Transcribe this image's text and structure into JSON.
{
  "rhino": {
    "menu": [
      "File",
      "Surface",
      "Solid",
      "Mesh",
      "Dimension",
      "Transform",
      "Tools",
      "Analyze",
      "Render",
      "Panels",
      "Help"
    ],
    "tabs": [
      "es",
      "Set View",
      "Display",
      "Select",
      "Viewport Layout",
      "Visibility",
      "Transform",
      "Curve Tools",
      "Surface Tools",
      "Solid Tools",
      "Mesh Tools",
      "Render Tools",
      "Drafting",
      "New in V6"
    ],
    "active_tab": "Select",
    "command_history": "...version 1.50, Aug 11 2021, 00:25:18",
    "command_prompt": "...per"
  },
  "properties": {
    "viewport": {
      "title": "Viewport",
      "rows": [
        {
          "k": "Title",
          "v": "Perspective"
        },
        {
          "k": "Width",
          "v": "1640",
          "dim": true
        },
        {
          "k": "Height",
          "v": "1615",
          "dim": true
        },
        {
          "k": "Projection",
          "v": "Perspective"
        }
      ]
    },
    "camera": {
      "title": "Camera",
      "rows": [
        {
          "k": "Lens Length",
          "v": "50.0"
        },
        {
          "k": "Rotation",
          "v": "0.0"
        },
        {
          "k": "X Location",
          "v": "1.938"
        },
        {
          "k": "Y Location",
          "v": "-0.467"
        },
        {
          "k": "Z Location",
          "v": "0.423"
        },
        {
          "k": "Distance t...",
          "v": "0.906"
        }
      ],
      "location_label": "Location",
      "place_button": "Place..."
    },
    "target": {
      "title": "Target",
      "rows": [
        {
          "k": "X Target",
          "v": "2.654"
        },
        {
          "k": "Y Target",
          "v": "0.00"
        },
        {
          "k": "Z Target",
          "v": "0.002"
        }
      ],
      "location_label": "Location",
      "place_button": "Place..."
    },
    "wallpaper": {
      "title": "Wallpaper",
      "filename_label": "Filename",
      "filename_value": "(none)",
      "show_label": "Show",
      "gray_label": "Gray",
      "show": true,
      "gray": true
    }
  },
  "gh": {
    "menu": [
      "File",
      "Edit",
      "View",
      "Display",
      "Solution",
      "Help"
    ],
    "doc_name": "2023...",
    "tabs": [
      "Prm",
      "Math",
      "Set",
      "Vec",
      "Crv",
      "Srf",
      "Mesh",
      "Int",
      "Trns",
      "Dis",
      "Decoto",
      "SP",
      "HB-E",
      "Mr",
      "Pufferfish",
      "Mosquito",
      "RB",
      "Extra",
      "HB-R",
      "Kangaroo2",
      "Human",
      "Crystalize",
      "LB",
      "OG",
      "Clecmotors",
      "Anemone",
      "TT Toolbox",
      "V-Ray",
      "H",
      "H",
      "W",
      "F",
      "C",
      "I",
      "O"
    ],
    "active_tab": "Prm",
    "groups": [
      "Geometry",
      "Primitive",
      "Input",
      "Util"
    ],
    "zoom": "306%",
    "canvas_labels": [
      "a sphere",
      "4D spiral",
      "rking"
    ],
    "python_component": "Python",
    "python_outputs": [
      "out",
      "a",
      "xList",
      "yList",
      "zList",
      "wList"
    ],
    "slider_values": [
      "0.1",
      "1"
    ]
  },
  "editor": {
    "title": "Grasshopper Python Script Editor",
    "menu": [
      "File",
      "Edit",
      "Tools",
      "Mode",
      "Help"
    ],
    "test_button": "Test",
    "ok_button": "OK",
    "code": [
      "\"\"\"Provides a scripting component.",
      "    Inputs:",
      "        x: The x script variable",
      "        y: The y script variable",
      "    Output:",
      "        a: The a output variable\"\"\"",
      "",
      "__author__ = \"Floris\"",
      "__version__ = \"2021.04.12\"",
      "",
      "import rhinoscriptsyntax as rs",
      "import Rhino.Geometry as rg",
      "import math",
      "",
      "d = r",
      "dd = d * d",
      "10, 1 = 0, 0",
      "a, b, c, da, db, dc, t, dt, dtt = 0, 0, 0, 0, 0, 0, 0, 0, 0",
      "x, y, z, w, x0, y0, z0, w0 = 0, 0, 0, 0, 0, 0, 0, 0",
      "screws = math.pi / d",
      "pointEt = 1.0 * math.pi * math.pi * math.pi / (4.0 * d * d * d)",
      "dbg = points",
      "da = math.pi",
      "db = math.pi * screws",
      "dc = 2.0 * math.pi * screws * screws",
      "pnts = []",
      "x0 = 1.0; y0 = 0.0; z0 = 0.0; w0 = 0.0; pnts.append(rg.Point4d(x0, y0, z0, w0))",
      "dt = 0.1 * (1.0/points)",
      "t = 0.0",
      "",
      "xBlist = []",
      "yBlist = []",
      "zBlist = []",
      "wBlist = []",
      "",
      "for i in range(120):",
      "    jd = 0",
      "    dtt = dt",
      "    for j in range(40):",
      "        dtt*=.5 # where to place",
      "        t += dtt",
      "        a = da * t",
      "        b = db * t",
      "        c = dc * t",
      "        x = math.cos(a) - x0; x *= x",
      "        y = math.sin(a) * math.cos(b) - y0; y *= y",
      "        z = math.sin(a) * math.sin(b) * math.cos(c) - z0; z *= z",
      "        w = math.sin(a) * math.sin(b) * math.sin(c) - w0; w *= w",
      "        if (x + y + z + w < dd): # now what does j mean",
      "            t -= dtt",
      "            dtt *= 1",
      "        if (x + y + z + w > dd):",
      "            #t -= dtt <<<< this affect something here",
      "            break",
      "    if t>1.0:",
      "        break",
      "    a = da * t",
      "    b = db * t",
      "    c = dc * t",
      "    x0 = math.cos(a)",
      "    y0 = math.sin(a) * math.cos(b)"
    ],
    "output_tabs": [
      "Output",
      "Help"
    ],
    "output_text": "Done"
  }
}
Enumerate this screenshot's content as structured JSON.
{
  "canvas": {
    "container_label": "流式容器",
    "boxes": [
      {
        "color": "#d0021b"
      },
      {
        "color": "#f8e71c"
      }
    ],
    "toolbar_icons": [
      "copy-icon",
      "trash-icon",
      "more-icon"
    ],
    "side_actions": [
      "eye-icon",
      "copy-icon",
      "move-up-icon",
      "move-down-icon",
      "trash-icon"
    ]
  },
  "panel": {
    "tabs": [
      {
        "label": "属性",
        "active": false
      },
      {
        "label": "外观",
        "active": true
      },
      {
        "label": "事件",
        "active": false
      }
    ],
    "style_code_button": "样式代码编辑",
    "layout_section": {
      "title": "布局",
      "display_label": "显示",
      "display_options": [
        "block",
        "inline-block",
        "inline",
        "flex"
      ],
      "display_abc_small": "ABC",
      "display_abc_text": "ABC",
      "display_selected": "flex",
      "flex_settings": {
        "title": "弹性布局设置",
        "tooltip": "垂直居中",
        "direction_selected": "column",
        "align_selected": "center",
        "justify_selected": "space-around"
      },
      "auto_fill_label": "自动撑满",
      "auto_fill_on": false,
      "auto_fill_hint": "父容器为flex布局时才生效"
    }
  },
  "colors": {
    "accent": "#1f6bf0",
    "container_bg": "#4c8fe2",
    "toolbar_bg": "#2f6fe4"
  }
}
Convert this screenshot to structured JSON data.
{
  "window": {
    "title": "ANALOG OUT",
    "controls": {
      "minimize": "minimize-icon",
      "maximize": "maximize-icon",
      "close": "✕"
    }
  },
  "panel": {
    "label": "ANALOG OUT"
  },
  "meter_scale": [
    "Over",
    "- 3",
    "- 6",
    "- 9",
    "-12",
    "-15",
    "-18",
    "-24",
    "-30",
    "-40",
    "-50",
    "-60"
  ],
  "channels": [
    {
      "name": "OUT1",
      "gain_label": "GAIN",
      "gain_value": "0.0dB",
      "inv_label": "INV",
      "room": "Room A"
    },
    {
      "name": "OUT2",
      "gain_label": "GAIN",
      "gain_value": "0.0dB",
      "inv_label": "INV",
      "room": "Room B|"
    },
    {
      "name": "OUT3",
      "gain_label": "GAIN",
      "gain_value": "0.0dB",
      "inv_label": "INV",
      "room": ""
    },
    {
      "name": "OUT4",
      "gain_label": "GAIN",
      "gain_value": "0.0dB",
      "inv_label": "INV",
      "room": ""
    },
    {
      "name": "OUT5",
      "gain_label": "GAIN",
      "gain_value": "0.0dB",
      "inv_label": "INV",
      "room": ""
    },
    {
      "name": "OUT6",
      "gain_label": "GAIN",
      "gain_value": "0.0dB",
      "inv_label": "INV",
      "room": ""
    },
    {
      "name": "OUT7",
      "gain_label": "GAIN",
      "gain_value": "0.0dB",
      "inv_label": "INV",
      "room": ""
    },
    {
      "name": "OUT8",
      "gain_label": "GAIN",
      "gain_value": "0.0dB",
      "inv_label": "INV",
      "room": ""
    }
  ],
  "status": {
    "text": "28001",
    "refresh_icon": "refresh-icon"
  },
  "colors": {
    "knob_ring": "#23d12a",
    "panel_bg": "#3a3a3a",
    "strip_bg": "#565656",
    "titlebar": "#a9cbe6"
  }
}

*-*-*

* [WRITTEN EXERCISE]: Point out every line holding the string "JSON" and copy it.

* [EXERCISE RESPONSE]:
Transcribe this image's text and structure into JSON.
Enumerate this screenshot's content as structured JSON.
Convert this screenshot to structured JSON data.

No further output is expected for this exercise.